** DIRECTION **
Filter the lines below, copying only those with the string "furnished".

* start PROVIDED ENTRIES *

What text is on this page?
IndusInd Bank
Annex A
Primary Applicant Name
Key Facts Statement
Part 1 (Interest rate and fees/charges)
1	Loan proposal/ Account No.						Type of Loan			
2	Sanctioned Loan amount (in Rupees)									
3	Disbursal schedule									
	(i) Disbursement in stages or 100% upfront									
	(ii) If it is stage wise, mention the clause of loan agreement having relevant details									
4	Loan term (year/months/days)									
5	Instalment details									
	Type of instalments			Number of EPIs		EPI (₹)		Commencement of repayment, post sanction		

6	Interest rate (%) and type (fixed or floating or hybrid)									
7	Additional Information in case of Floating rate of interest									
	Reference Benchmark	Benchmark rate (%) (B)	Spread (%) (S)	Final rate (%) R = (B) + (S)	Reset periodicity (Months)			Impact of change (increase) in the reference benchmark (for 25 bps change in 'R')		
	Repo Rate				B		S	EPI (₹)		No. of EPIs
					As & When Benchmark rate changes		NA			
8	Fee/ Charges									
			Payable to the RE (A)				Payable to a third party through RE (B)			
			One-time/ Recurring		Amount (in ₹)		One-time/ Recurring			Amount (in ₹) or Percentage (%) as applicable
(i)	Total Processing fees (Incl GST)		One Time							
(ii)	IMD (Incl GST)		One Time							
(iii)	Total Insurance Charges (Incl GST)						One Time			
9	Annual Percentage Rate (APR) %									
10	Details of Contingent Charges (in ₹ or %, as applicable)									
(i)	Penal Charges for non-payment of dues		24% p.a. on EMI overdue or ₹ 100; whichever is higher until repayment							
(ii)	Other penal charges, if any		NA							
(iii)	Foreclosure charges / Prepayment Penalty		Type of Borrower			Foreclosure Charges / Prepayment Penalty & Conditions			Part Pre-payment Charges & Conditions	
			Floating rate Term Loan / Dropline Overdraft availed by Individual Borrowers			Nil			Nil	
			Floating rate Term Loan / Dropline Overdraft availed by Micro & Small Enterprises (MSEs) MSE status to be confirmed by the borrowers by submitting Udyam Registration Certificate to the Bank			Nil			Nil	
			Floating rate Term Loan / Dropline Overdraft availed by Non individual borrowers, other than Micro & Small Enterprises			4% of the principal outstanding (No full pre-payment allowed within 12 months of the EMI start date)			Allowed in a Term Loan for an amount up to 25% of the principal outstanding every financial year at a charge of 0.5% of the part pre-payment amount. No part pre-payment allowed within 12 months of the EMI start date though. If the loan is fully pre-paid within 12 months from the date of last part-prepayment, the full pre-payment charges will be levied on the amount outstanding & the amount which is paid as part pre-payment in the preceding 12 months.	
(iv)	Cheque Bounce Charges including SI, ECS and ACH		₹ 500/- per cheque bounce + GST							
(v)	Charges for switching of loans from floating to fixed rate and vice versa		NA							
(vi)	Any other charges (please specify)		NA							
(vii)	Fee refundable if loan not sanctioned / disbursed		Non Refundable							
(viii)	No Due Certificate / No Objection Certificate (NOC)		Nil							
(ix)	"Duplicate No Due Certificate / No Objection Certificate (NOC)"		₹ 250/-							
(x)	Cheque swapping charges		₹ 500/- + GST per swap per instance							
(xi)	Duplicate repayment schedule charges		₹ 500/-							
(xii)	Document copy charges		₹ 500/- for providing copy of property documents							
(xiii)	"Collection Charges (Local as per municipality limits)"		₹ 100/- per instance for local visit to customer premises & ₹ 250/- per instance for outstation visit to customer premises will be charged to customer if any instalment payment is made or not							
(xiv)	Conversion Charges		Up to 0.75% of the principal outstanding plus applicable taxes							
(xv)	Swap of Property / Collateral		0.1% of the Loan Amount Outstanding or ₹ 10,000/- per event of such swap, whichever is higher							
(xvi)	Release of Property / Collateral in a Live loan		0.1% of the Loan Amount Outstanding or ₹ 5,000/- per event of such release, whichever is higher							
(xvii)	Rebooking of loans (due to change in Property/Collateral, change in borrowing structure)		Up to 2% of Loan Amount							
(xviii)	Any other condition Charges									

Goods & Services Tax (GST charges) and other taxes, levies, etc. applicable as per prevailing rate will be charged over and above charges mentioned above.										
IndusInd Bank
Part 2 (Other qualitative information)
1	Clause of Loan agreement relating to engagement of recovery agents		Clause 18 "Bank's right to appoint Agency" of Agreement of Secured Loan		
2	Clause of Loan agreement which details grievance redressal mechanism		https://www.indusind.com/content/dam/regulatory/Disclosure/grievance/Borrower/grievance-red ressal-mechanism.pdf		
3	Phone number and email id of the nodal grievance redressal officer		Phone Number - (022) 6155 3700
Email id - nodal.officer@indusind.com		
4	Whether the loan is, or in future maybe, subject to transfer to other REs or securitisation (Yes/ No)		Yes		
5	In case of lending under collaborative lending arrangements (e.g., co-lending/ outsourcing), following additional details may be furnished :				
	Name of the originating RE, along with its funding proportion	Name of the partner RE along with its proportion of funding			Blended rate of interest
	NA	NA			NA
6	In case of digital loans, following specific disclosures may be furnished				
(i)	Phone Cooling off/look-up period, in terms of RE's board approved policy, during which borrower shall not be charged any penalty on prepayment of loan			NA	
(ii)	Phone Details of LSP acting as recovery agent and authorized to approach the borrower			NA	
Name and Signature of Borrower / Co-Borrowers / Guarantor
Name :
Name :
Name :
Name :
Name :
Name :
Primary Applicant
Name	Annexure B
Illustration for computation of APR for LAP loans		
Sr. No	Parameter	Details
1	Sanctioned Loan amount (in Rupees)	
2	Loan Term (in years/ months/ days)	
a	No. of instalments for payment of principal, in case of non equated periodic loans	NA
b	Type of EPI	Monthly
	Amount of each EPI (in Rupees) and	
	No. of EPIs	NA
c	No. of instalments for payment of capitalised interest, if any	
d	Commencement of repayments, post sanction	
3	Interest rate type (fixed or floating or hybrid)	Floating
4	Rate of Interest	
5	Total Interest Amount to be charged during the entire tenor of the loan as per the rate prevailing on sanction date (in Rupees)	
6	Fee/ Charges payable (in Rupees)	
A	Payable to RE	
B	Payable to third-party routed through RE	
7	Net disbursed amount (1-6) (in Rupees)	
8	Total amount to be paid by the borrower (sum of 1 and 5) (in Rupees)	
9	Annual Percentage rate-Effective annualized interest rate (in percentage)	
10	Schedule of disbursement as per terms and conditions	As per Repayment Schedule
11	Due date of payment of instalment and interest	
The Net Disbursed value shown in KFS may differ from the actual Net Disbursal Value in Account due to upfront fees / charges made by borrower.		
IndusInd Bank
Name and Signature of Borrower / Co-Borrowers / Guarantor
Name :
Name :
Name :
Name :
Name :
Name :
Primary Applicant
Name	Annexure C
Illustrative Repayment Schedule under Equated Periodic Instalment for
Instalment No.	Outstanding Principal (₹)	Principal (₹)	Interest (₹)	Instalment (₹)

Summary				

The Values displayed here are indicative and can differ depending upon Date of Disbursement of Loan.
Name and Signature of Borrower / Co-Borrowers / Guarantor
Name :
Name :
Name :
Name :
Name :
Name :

* end PROVIDED ENTRIES *
* start PROVIDED ENTRIES *

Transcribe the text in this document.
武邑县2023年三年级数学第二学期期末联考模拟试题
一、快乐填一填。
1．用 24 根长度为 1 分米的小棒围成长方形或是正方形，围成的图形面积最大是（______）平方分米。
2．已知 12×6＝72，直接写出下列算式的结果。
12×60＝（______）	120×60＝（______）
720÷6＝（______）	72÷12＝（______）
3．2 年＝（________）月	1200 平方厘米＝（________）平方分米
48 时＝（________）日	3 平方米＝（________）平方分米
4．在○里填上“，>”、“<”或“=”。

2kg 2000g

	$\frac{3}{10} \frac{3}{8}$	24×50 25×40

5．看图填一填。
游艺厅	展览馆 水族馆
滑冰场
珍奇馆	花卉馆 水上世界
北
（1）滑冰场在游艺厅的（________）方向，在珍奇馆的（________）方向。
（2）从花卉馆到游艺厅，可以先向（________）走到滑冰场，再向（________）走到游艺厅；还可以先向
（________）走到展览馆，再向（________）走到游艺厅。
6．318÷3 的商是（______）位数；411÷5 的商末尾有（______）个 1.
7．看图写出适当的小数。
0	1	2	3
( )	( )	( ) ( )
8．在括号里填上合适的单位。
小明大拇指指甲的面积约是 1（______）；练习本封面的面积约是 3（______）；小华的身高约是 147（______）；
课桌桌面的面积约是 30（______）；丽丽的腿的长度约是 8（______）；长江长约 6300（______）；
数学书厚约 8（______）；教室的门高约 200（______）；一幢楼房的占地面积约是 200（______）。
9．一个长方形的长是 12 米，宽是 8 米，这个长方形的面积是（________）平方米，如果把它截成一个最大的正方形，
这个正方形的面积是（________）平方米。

* end PROVIDED ENTRIES *

** RESULT OF THIS EXERCISE **
5	In case of lending under collaborative lending arrangements (e.g., co-lending/ outsourcing), following additional details may be furnished :				
6	In case of digital loans, following specific disclosures may be furnished				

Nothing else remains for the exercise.